* THE DATA
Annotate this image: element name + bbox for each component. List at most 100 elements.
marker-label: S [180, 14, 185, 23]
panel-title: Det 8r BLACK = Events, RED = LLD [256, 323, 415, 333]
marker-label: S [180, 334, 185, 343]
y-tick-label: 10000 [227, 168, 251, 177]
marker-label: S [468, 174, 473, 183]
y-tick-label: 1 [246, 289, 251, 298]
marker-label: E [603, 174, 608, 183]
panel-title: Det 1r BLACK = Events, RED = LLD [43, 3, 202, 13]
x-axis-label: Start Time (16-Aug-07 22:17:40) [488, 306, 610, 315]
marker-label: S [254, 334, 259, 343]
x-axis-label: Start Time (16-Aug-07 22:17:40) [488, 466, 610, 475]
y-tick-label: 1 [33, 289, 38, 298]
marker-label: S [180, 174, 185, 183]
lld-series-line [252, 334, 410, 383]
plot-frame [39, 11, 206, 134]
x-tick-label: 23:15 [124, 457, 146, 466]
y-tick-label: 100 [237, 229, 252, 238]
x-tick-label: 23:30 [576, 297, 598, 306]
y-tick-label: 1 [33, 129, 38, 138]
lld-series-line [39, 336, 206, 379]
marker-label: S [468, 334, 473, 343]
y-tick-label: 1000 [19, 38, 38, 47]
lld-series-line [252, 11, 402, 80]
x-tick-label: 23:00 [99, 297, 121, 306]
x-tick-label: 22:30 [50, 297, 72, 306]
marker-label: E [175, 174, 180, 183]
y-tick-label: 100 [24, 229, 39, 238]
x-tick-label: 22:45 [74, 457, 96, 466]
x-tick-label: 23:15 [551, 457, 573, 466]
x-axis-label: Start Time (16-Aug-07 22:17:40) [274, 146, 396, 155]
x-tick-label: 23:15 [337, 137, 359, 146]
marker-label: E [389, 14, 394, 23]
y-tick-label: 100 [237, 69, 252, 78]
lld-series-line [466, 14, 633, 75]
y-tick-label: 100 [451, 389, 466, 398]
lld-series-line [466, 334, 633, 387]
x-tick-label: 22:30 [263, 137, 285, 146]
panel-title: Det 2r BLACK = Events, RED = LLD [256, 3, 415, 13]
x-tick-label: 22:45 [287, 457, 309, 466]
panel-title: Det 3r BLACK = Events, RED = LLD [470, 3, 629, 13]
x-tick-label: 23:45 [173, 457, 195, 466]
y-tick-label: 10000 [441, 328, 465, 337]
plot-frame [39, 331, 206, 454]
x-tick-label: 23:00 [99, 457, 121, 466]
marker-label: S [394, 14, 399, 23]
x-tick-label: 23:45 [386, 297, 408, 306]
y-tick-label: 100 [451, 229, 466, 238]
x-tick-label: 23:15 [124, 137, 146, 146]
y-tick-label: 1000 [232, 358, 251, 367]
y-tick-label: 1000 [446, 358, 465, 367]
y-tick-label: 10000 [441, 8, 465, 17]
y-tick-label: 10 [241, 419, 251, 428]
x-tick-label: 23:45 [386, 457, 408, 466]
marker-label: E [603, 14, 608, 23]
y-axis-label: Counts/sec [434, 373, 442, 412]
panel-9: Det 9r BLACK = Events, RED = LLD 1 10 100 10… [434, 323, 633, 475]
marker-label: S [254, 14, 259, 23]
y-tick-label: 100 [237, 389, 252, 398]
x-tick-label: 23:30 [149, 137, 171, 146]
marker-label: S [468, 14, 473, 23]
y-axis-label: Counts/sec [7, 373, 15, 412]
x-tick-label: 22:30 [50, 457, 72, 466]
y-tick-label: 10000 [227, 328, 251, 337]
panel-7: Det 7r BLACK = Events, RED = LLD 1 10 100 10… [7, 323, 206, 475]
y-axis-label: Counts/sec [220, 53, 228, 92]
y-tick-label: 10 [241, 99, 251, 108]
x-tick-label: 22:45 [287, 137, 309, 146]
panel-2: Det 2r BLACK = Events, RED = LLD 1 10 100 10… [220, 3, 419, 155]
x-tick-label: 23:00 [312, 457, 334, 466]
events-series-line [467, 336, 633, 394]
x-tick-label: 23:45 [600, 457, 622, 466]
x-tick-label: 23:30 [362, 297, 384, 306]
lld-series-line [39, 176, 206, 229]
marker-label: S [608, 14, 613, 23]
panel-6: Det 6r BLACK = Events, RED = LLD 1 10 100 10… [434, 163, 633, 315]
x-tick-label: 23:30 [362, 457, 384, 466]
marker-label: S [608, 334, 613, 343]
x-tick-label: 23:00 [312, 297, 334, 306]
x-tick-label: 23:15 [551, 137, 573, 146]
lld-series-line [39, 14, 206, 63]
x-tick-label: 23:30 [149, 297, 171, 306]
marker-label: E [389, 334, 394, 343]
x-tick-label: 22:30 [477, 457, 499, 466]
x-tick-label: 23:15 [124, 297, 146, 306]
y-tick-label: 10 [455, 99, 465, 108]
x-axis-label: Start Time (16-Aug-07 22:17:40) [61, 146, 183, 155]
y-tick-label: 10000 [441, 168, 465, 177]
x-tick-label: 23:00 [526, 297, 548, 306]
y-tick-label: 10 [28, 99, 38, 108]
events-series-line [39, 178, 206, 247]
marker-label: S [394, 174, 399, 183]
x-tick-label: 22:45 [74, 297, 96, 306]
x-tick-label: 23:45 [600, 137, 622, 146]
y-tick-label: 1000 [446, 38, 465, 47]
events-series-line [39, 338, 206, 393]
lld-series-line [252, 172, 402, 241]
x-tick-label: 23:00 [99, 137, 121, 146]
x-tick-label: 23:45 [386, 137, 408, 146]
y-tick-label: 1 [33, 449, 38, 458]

* WHAT TO PRODUCE
Report every line of the records above that contains the string "title", treating uppercase and lowercase letters as different.

* OUTPUT OF THE EXERCISE
panel-title: Det 8r BLACK = Events, RED = LLD [256, 323, 415, 333]
panel-title: Det 1r BLACK = Events, RED = LLD [43, 3, 202, 13]
panel-title: Det 2r BLACK = Events, RED = LLD [256, 3, 415, 13]
panel-title: Det 3r BLACK = Events, RED = LLD [470, 3, 629, 13]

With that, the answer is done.